- **Exercise goal**:
Transcribe the whole listing without a single picture.

- **The input**:
%%

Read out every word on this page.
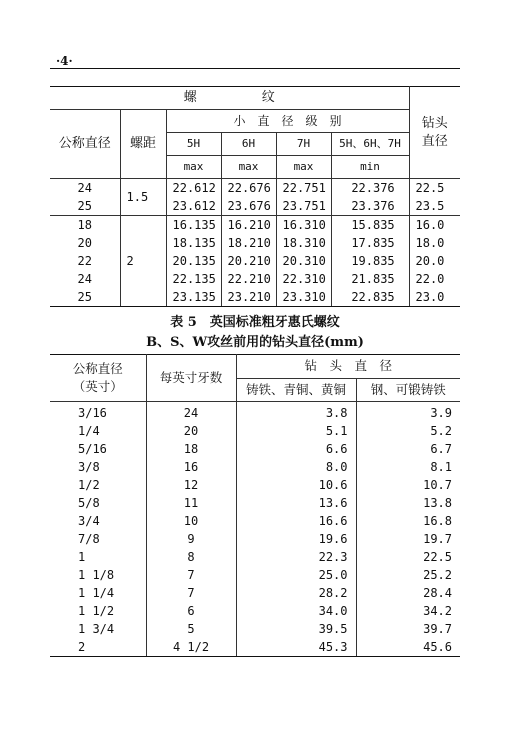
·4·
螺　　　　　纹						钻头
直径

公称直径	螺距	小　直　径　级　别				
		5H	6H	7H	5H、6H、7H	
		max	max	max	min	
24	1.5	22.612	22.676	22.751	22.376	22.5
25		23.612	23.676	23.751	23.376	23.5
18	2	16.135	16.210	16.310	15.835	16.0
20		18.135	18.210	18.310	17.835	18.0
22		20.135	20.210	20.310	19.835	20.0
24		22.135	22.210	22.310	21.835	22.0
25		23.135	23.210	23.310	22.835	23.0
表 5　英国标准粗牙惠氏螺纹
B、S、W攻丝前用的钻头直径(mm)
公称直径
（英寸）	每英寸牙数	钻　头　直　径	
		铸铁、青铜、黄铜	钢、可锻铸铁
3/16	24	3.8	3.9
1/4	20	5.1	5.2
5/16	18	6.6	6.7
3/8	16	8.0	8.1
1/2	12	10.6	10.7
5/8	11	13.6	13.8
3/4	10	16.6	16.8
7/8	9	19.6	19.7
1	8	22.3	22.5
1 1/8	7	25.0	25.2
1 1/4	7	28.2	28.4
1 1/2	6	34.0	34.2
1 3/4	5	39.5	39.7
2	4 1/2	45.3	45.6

%%

- **Correct response**:
Read out every word on this page.
·4·
螺　　　　　纹						钻头
直径

公称直径	螺距	小　直　径　级　别				
		5H	6H	7H	5H、6H、7H	
		max	max	max	min	
24	1.5	22.612	22.676	22.751	22.376	22.5
25		23.612	23.676	23.751	23.376	23.5
18	2	16.135	16.210	16.310	15.835	16.0
20		18.135	18.210	18.310	17.835	18.0
22		20.135	20.210	20.310	19.835	20.0
24		22.135	22.210	22.310	21.835	22.0
25		23.135	23.210	23.310	22.835	23.0
表 5　英国标准粗牙惠氏螺纹
B、S、W攻丝前用的钻头直径(mm)
公称直径
（英寸）	每英寸牙数	钻　头　直　径	
		铸铁、青铜、黄铜	钢、可锻铸铁
3/16	24	3.8	3.9
1/4	20	5.1	5.2
5/16	18	6.6	6.7
3/8	16	8.0	8.1
1/2	12	10.6	10.7
5/8	11	13.6	13.8
3/4	10	16.6	16.8
7/8	9	19.6	19.7
1	8	22.3	22.5
1 1/8	7	25.0	25.2
1 1/4	7	28.2	28.4
1 1/2	6	34.0	34.2
1 3/4	5	39.5	39.7
2	4 1/2	45.3	45.6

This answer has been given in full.